→ Work instruction:
From the entries below, copy out all lines holding "cells".

Entries from a visual dataset
——
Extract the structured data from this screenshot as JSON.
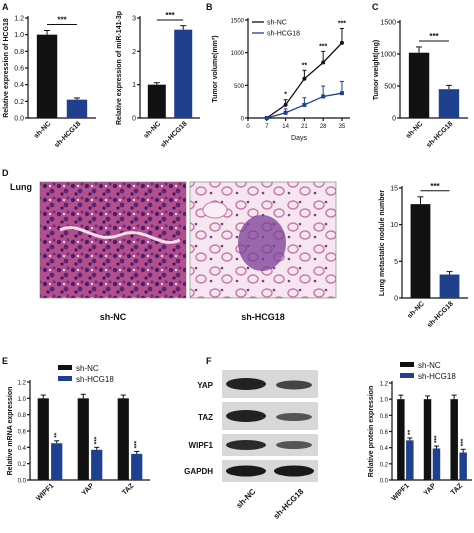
{
  "colors": {
    "nc": "#111111",
    "hcg": "#1f3f8f"
  },
  "panel_letters": [
    "A",
    "B",
    "C",
    "D",
    "E",
    "F"
  ],
  "panel_d": {
    "tissue_label": "Lung",
    "image_captions": [
      "sh-NC",
      "sh-HCG18"
    ]
  },
  "panel_f_blot": {
    "proteins": [
      "YAP",
      "TAZ",
      "WIPF1",
      "GAPDH"
    ],
    "lanes": [
      "sh-NC",
      "sh-HCG18"
    ]
  },
  "chart_data": [
    {
      "id": "a1",
      "type": "bar",
      "ylabel": "Relative expression of HCG18",
      "ylim": [
        0,
        1.2
      ],
      "yticks": [
        "0.0",
        "0.2",
        "0.4",
        "0.6",
        "0.8",
        "1.0",
        "1.2"
      ],
      "categories": [
        "sh-NC",
        "sh-HCG18"
      ],
      "values": [
        1.0,
        0.22
      ],
      "errors": [
        0.05,
        0.02
      ],
      "significance": "***"
    },
    {
      "id": "a2",
      "type": "bar",
      "ylabel": "Relative expression of miR-141-3p",
      "ylim": [
        0,
        3
      ],
      "yticks": [
        "0",
        "1",
        "2",
        "3"
      ],
      "categories": [
        "sh-NC",
        "sh-HCG18"
      ],
      "values": [
        1.0,
        2.65
      ],
      "errors": [
        0.06,
        0.12
      ],
      "significance": "***"
    },
    {
      "id": "b",
      "type": "line",
      "ylabel": "Tumor volume(mm³)",
      "xlabel": "Days",
      "x": [
        7,
        14,
        21,
        28,
        35
      ],
      "xticks": [
        "0",
        "7",
        "14",
        "21",
        "28",
        "35"
      ],
      "xlim": [
        0,
        38
      ],
      "ylim": [
        0,
        1500
      ],
      "yticks": [
        "0",
        "500",
        "1000",
        "1500"
      ],
      "series": [
        {
          "name": "sh-NC",
          "values": [
            0,
            200,
            600,
            850,
            1150
          ],
          "errors": [
            0,
            80,
            130,
            170,
            220
          ]
        },
        {
          "name": "sh-HCG18",
          "values": [
            0,
            80,
            200,
            330,
            380
          ],
          "errors": [
            0,
            60,
            110,
            160,
            180
          ]
        }
      ],
      "significance": [
        "",
        "*",
        "**",
        "***",
        "***"
      ],
      "legend": "top-left"
    },
    {
      "id": "c",
      "type": "bar",
      "ylabel": "Tumor weight(mg)",
      "ylim": [
        0,
        1500
      ],
      "yticks": [
        "0",
        "500",
        "1000",
        "1500"
      ],
      "categories": [
        "sh-NC",
        "sh-HCG18"
      ],
      "values": [
        1020,
        450
      ],
      "errors": [
        90,
        60
      ],
      "significance": "***"
    },
    {
      "id": "d",
      "type": "bar",
      "ylabel": "Lung metastatic nodule number",
      "ylim": [
        0,
        15
      ],
      "yticks": [
        "0",
        "5",
        "10",
        "15"
      ],
      "categories": [
        "sh-NC",
        "sh-HCG18"
      ],
      "values": [
        12.8,
        3.2
      ],
      "errors": [
        1.0,
        0.4
      ],
      "significance": "***"
    },
    {
      "id": "e",
      "type": "bar",
      "ylabel": "Relative mRNA expression",
      "ylim": [
        0,
        1.2
      ],
      "yticks": [
        "0.0",
        "0.2",
        "0.4",
        "0.6",
        "0.8",
        "1.0",
        "1.2"
      ],
      "categories": [
        "WIPF1",
        "YAP",
        "TAZ"
      ],
      "series": [
        {
          "name": "sh-NC",
          "values": [
            1.0,
            1.0,
            1.0
          ],
          "errors": [
            0.04,
            0.05,
            0.04
          ]
        },
        {
          "name": "sh-HCG18",
          "values": [
            0.45,
            0.37,
            0.32
          ],
          "errors": [
            0.03,
            0.03,
            0.03
          ]
        }
      ],
      "significance": [
        "**",
        "***",
        "***"
      ],
      "legend": "top"
    },
    {
      "id": "f",
      "type": "bar",
      "ylabel": "Relative protein expression",
      "ylim": [
        0,
        1.2
      ],
      "yticks": [
        "0.0",
        "0.2",
        "0.4",
        "0.6",
        "0.8",
        "1.0",
        "1.2"
      ],
      "categories": [
        "WIPF1",
        "YAP",
        "TAZ"
      ],
      "series": [
        {
          "name": "sh-NC",
          "values": [
            1.0,
            1.0,
            1.0
          ],
          "errors": [
            0.05,
            0.04,
            0.05
          ]
        },
        {
          "name": "sh-HCG18",
          "values": [
            0.49,
            0.39,
            0.34
          ],
          "errors": [
            0.03,
            0.03,
            0.04
          ]
        }
      ],
      "significance": [
        "**",
        "***",
        "***"
      ],
      "legend": "top"
    }
  ]
}
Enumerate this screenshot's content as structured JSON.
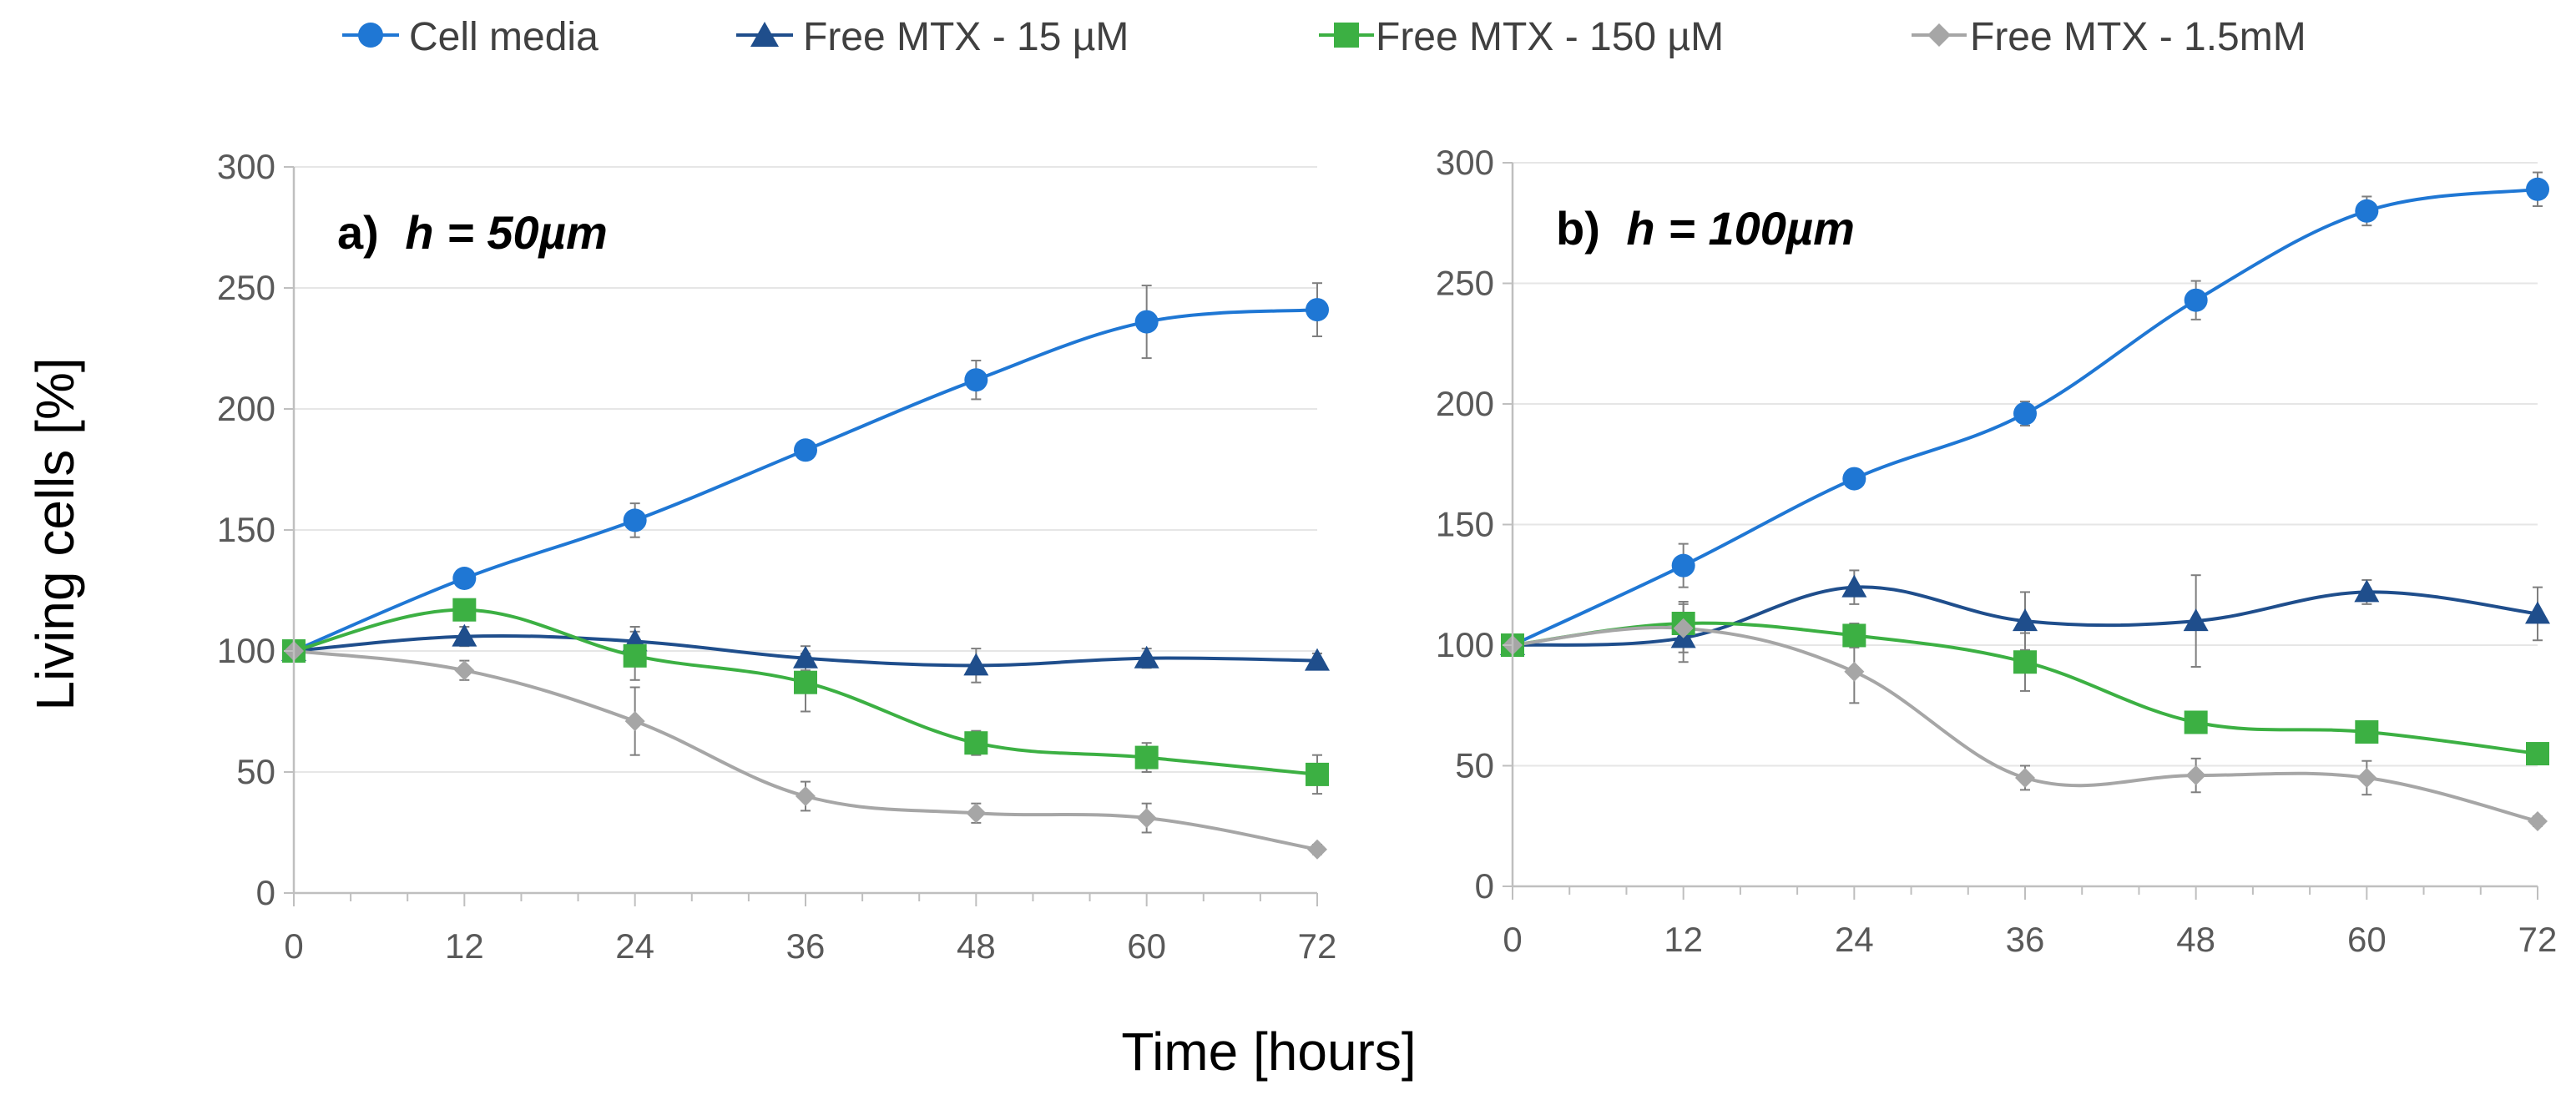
{
  "figure": {
    "xlabel": "Time [hours]",
    "ylabel": "Living cells [%]"
  },
  "legend": [
    {
      "name": "Cell media",
      "color": "#1f77d4",
      "marker": "circle"
    },
    {
      "name": "Free MTX - 15 µM",
      "color": "#1f4e8c",
      "marker": "triangle"
    },
    {
      "name": "Free MTX - 150 µM",
      "color": "#3cb043",
      "marker": "square"
    },
    {
      "name": "Free MTX - 1.5mM",
      "color": "#a6a6a6",
      "marker": "diamond"
    }
  ],
  "chart_data": [
    {
      "type": "line",
      "panel": "a)",
      "title_prefix": "h = ",
      "title_value": "50µm",
      "x": [
        0,
        12,
        24,
        36,
        48,
        60,
        72
      ],
      "xticks": [
        "0",
        "12",
        "24",
        "36",
        "48",
        "60",
        "72"
      ],
      "yticks": [
        "0",
        "50",
        "100",
        "150",
        "200",
        "250",
        "300"
      ],
      "xlim": [
        0,
        72
      ],
      "ylim": [
        0,
        300
      ],
      "grid": true,
      "series": [
        {
          "name": "Cell media",
          "values": [
            100,
            130,
            154,
            183,
            212,
            236,
            241
          ],
          "errors": [
            0,
            3,
            7,
            3,
            8,
            15,
            11
          ]
        },
        {
          "name": "Free MTX - 15 µM",
          "values": [
            100,
            106,
            104,
            97,
            94,
            97,
            96
          ],
          "errors": [
            0,
            4,
            6,
            5,
            7,
            4,
            3
          ]
        },
        {
          "name": "Free MTX - 150 µM",
          "values": [
            100,
            117,
            98,
            87,
            62,
            56,
            49
          ],
          "errors": [
            0,
            4,
            10,
            12,
            5,
            6,
            8
          ]
        },
        {
          "name": "Free MTX - 1.5mM",
          "values": [
            100,
            92,
            71,
            40,
            33,
            31,
            18
          ],
          "errors": [
            0,
            4,
            14,
            6,
            4,
            6,
            2
          ]
        }
      ]
    },
    {
      "type": "line",
      "panel": "b)",
      "title_prefix": "h = ",
      "title_value": "100µm",
      "x": [
        0,
        12,
        24,
        36,
        48,
        60,
        72
      ],
      "xticks": [
        "0",
        "12",
        "24",
        "36",
        "48",
        "60",
        "72"
      ],
      "yticks": [
        "0",
        "50",
        "100",
        "150",
        "200",
        "250",
        "300"
      ],
      "xlim": [
        0,
        72
      ],
      "ylim": [
        0,
        300
      ],
      "grid": true,
      "series": [
        {
          "name": "Cell media",
          "values": [
            100,
            133,
            169,
            196,
            243,
            280,
            289
          ],
          "errors": [
            0,
            9,
            3,
            5,
            8,
            6,
            7
          ]
        },
        {
          "name": "Free MTX - 15 µM",
          "values": [
            100,
            103,
            124,
            110,
            110,
            122,
            113
          ],
          "errors": [
            0,
            10,
            7,
            12,
            19,
            5,
            11
          ]
        },
        {
          "name": "Free MTX - 150 µM",
          "values": [
            100,
            109,
            104,
            93,
            68,
            64,
            55
          ],
          "errors": [
            0,
            9,
            5,
            12,
            3,
            3,
            2
          ]
        },
        {
          "name": "Free MTX - 1.5mM",
          "values": [
            100,
            107,
            89,
            45,
            46,
            45,
            27
          ],
          "errors": [
            0,
            10,
            13,
            5,
            7,
            7,
            2
          ]
        }
      ]
    }
  ]
}
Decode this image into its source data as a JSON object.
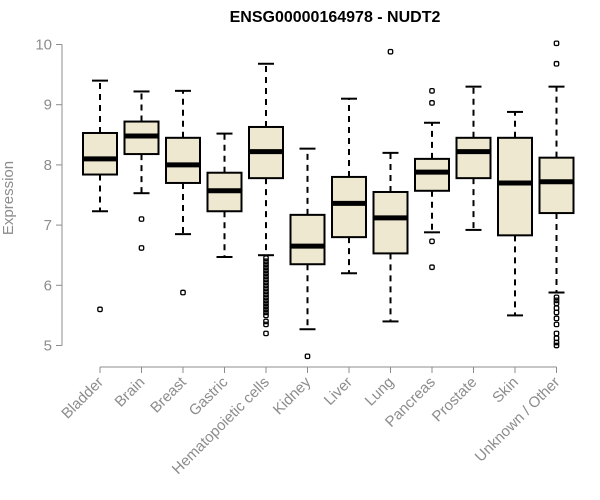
{
  "chart_data": {
    "type": "boxplot",
    "title": "ENSG00000164978 - NUDT2",
    "xlabel": "",
    "ylabel": "Expression",
    "ylim": [
      4.75,
      10.05
    ],
    "yticks": [
      5,
      6,
      7,
      8,
      9,
      10
    ],
    "grid": false,
    "legend": "none",
    "box_color": "#efe8d0",
    "categories": [
      "Bladder",
      "Brain",
      "Breast",
      "Gastric",
      "Hematopoietic cells",
      "Kidney",
      "Liver",
      "Lung",
      "Pancreas",
      "Prostate",
      "Skin",
      "Unknown / Other"
    ],
    "boxes": [
      {
        "q1": 7.84,
        "median": 8.1,
        "q3": 8.53,
        "whisker_low": 7.23,
        "whisker_high": 9.4,
        "outliers": [
          5.6
        ]
      },
      {
        "q1": 8.18,
        "median": 8.48,
        "q3": 8.72,
        "whisker_low": 7.53,
        "whisker_high": 9.22,
        "outliers": [
          7.1,
          6.62
        ]
      },
      {
        "q1": 7.7,
        "median": 8.0,
        "q3": 8.45,
        "whisker_low": 6.85,
        "whisker_high": 9.23,
        "outliers": [
          5.88
        ]
      },
      {
        "q1": 7.23,
        "median": 7.57,
        "q3": 7.87,
        "whisker_low": 6.47,
        "whisker_high": 8.52,
        "outliers": []
      },
      {
        "q1": 7.78,
        "median": 8.22,
        "q3": 8.63,
        "whisker_low": 6.5,
        "whisker_high": 9.68,
        "outliers": [
          6.45,
          6.4,
          6.35,
          6.3,
          6.25,
          6.2,
          6.15,
          6.1,
          6.05,
          6.0,
          5.95,
          5.9,
          5.85,
          5.8,
          5.75,
          5.7,
          5.65,
          5.6,
          5.55,
          5.5,
          5.4,
          5.35,
          5.2
        ]
      },
      {
        "q1": 6.35,
        "median": 6.65,
        "q3": 7.17,
        "whisker_low": 5.27,
        "whisker_high": 8.27,
        "outliers": [
          4.82
        ]
      },
      {
        "q1": 6.8,
        "median": 7.36,
        "q3": 7.8,
        "whisker_low": 6.2,
        "whisker_high": 9.1,
        "outliers": []
      },
      {
        "q1": 6.53,
        "median": 7.12,
        "q3": 7.55,
        "whisker_low": 5.4,
        "whisker_high": 8.2,
        "outliers": [
          9.88
        ]
      },
      {
        "q1": 7.57,
        "median": 7.88,
        "q3": 8.1,
        "whisker_low": 6.88,
        "whisker_high": 8.7,
        "outliers": [
          9.23,
          9.03,
          6.73,
          6.3
        ]
      },
      {
        "q1": 7.78,
        "median": 8.22,
        "q3": 8.45,
        "whisker_low": 6.92,
        "whisker_high": 9.3,
        "outliers": []
      },
      {
        "q1": 6.83,
        "median": 7.7,
        "q3": 8.45,
        "whisker_low": 5.5,
        "whisker_high": 8.88,
        "outliers": []
      },
      {
        "q1": 7.2,
        "median": 7.72,
        "q3": 8.12,
        "whisker_low": 5.88,
        "whisker_high": 9.3,
        "outliers": [
          10.02,
          9.68,
          5.8,
          5.75,
          5.7,
          5.62,
          5.55,
          5.45,
          5.35,
          5.2,
          5.12,
          5.05,
          5.0
        ]
      }
    ]
  }
}
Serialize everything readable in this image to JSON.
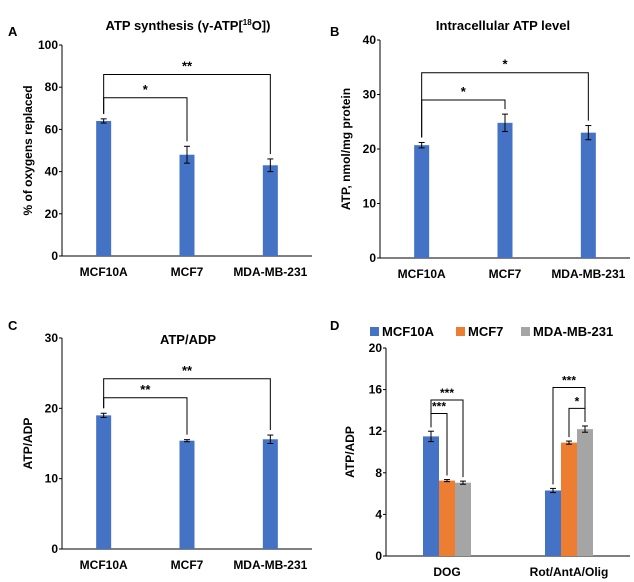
——
→ Solution:
    "ylabel": "Living cells [%]"
      "Hematopoietic cells",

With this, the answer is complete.